[Records from a dataset]

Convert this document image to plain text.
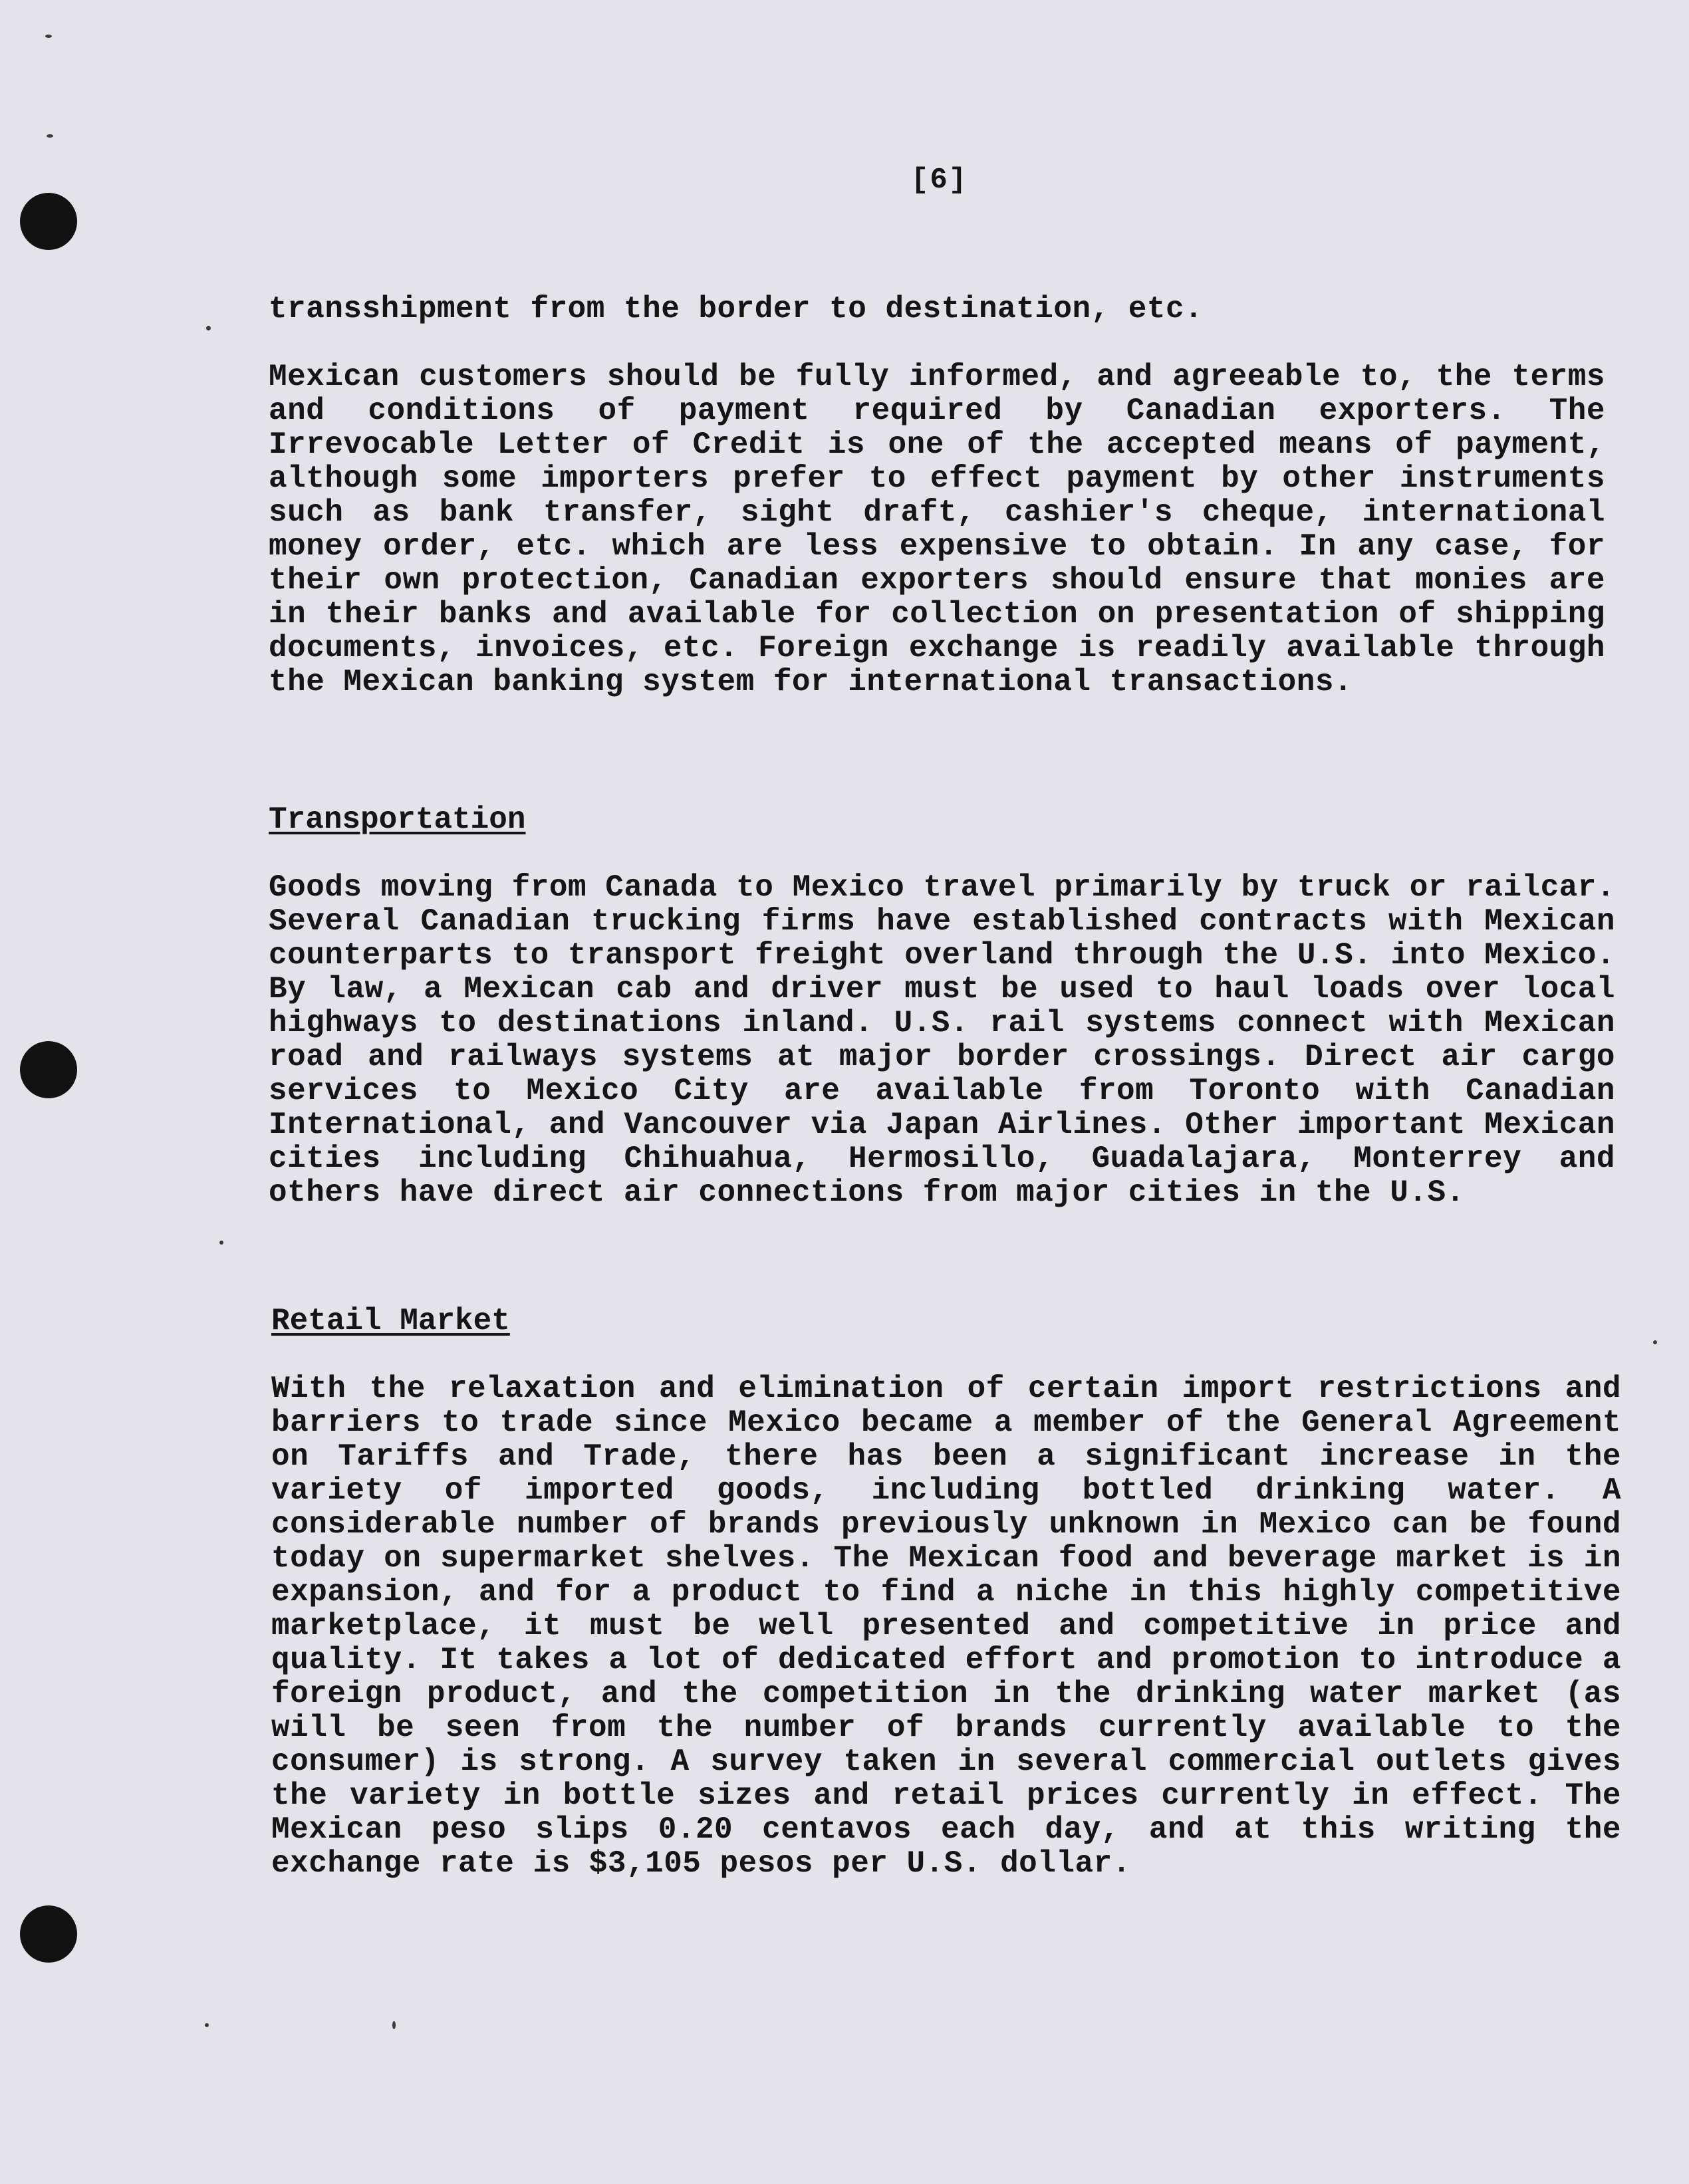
[6]

transshipment from the border to destination, etc.

Mexican customers should be fully informed, and agreeable to, the terms and conditions of payment required by Canadian exporters. The Irrevocable Letter of Credit is one of the accepted means of payment, although some importers prefer to effect payment by other instruments such as bank transfer, sight draft, cashier's cheque, international money order, etc. which are less expensive to obtain. In any case, for their own protection, Canadian exporters should ensure that monies are in their banks and available for collection on presentation of shipping documents, invoices, etc. Foreign exchange is readily available through the Mexican banking system for international transactions.

Transportation

Goods moving from Canada to Mexico travel primarily by truck or railcar. Several Canadian trucking firms have established contracts with Mexican counterparts to transport freight overland through the U.S. into Mexico. By law, a Mexican cab and driver must be used to haul loads over local highways to destinations inland. U.S. rail systems connect with Mexican road and railways systems at major border crossings. Direct air cargo services to Mexico City are available from Toronto with Canadian International, and Vancouver via Japan Airlines. Other important Mexican cities including Chihuahua, Hermosillo, Guadalajara, Monterrey and others have direct air connections from major cities in the U.S.

Retail Market

With the relaxation and elimination of certain import restrictions and barriers to trade since Mexico became a member of the General Agreement on Tariffs and Trade, there has been a significant increase in the variety of imported goods, including bottled drinking water. A considerable number of brands previously unknown in Mexico can be found today on supermarket shelves. The Mexican food and beverage market is in expansion, and for a product to find a niche in this highly competitive marketplace, it must be well presented and competitive in price and quality. It takes a lot of dedicated effort and promotion to introduce a foreign product, and the competition in the drinking water market (as will be seen from the number of brands currently available to the consumer) is strong. A survey taken in several commercial outlets gives the variety in bottle sizes and retail prices currently in effect. The Mexican peso slips 0.20 centavos each day, and at this writing the exchange rate is $3,105 pesos per U.S. dollar.
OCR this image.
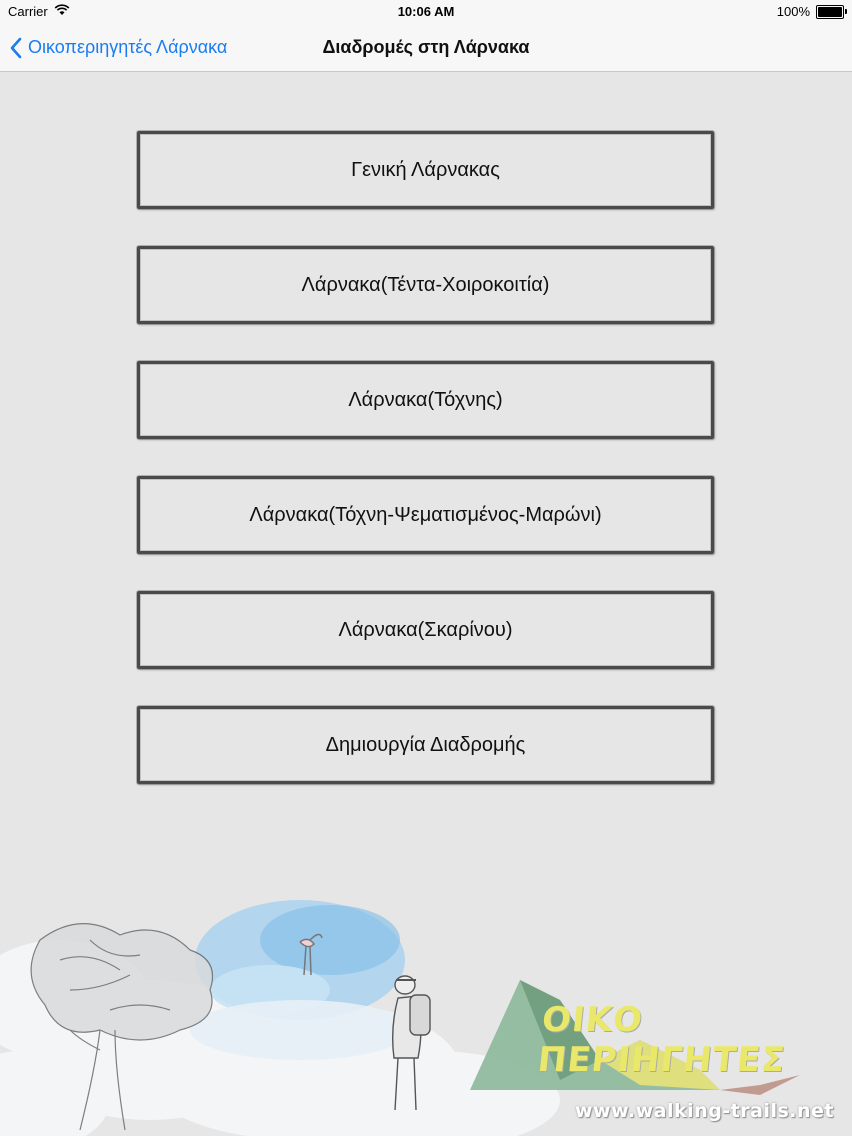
Carrier	10:06 AM	100%
Οικοπεριηγητές Λάρνακα	Διαδρομές στη Λάρνακα
Γενική Λάρνακας
Λάρνακα(Τέντα-Χοιροκοιτία)
Λάρνακα(Τόχνης)
Λάρνακα(Τόχνη-Ψεματισμένος-Μαρώνι)
Λάρνακα(Σκαρίνου)
Δημιουργία Διαδρομής
ΟΙΚΟ ΠΕΡΙΗΓΗΤΕΣ
www.walking-trails.net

### Task goal
From the records given above, copy all lines containing "border".

### Exercise solution
transshipment from the border to destination, etc.
Goods moving from Canada to Mexico travel primarily by truck or railcar. Several Canadian trucking firms have established contracts with Mexican counterparts to transport freight overland through the U.S. into Mexico. By law, a Mexican cab and driver must be used to haul loads over local highways to destinations inland. U.S. rail systems connect with Mexican road and railways systems at major border crossings. Direct air cargo services to Mexico City are available from Toronto with Canadian International, and Vancouver via Japan Airlines. Other important Mexican cities including Chihuahua, Hermosillo, Guadalajara, Monterrey and others have direct air connections from major cities in the U.S.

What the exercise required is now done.